→ Dataset entries:

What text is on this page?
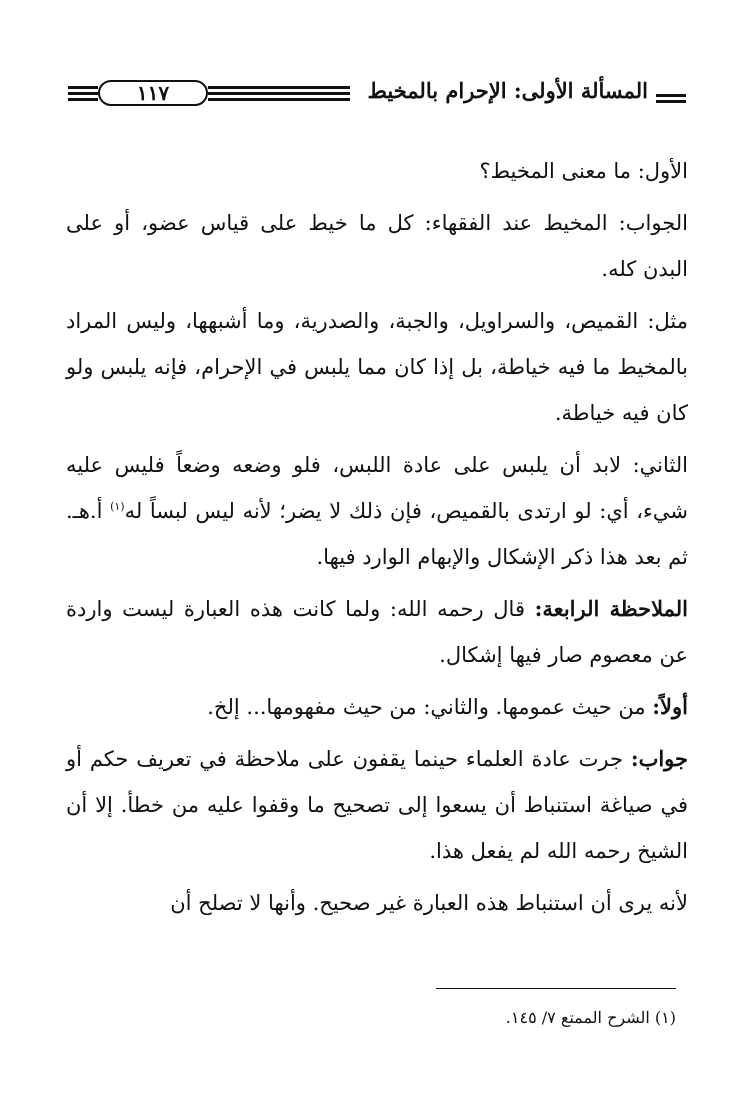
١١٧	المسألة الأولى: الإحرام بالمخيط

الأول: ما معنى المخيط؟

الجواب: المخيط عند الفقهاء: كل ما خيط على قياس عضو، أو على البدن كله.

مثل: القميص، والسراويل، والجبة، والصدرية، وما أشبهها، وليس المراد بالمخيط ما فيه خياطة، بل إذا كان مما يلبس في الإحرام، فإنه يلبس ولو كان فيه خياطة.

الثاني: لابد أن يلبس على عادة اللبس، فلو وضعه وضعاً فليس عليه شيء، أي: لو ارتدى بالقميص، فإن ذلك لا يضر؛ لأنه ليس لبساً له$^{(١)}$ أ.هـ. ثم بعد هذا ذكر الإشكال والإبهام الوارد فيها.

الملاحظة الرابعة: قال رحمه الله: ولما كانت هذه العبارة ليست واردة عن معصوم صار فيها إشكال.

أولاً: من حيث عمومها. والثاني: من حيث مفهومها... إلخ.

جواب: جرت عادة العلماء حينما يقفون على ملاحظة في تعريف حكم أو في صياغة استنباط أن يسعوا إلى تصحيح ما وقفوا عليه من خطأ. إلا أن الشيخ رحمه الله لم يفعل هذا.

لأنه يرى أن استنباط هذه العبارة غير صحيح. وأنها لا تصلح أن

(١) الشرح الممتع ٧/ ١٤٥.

→ What to produce:
Without the pictures, copy the material exactly as given.

→ Task result:
What text is on this page?
١١٧	المسألة الأولى: الإحرام بالمخيط

الأول: ما معنى المخيط؟

الجواب: المخيط عند الفقهاء: كل ما خيط على قياس عضو، أو على البدن كله.

مثل: القميص، والسراويل، والجبة، والصدرية، وما أشبهها، وليس المراد بالمخيط ما فيه خياطة، بل إذا كان مما يلبس في الإحرام، فإنه يلبس ولو كان فيه خياطة.

الثاني: لابد أن يلبس على عادة اللبس، فلو وضعه وضعاً فليس عليه شيء، أي: لو ارتدى بالقميص، فإن ذلك لا يضر؛ لأنه ليس لبساً له$^{(١)}$ أ.هـ. ثم بعد هذا ذكر الإشكال والإبهام الوارد فيها.

الملاحظة الرابعة: قال رحمه الله: ولما كانت هذه العبارة ليست واردة عن معصوم صار فيها إشكال.

أولاً: من حيث عمومها. والثاني: من حيث مفهومها... إلخ.

جواب: جرت عادة العلماء حينما يقفون على ملاحظة في تعريف حكم أو في صياغة استنباط أن يسعوا إلى تصحيح ما وقفوا عليه من خطأ. إلا أن الشيخ رحمه الله لم يفعل هذا.

لأنه يرى أن استنباط هذه العبارة غير صحيح. وأنها لا تصلح أن

(١) الشرح الممتع ٧/ ١٤٥.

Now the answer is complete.